**REQUIRED WORK:** Filter this material down to the lines that hold "with", copying each one.

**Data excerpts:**
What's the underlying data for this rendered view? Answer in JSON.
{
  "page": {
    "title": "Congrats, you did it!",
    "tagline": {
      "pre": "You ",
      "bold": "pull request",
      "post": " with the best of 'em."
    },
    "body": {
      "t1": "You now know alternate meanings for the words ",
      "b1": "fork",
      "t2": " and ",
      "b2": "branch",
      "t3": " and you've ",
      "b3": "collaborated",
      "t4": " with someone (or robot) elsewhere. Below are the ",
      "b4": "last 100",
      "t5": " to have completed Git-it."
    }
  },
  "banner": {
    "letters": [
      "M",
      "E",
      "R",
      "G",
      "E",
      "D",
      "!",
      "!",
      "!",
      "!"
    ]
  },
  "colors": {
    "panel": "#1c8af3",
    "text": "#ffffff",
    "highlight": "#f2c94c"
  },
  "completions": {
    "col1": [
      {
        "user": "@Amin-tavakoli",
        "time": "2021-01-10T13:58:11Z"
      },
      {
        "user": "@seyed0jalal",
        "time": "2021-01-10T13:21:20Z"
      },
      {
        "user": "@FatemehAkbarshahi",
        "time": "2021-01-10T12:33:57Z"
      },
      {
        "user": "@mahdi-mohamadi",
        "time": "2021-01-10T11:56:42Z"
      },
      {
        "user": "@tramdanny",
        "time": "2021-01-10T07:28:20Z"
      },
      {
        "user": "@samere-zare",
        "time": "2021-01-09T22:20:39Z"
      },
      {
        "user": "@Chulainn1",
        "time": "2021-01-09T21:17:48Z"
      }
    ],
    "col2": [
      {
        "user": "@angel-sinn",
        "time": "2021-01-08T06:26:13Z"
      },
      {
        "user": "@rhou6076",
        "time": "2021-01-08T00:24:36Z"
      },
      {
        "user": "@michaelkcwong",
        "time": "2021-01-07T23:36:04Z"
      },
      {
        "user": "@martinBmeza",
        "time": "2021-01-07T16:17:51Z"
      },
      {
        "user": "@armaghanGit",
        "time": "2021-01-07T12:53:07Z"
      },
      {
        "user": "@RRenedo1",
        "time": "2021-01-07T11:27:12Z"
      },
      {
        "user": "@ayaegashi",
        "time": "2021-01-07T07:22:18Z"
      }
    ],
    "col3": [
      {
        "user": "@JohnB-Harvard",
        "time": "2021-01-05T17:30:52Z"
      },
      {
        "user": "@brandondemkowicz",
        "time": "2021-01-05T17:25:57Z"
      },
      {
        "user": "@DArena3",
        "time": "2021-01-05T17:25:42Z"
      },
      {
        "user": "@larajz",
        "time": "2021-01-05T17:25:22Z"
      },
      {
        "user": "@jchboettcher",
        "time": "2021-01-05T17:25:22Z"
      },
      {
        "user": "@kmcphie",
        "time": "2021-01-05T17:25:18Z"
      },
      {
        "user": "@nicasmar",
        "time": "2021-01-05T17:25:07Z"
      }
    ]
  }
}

**SOLUTION:**
      "post": " with the best of 'em."
      "t4": " with someone (or robot) elsewhere. Below are the ",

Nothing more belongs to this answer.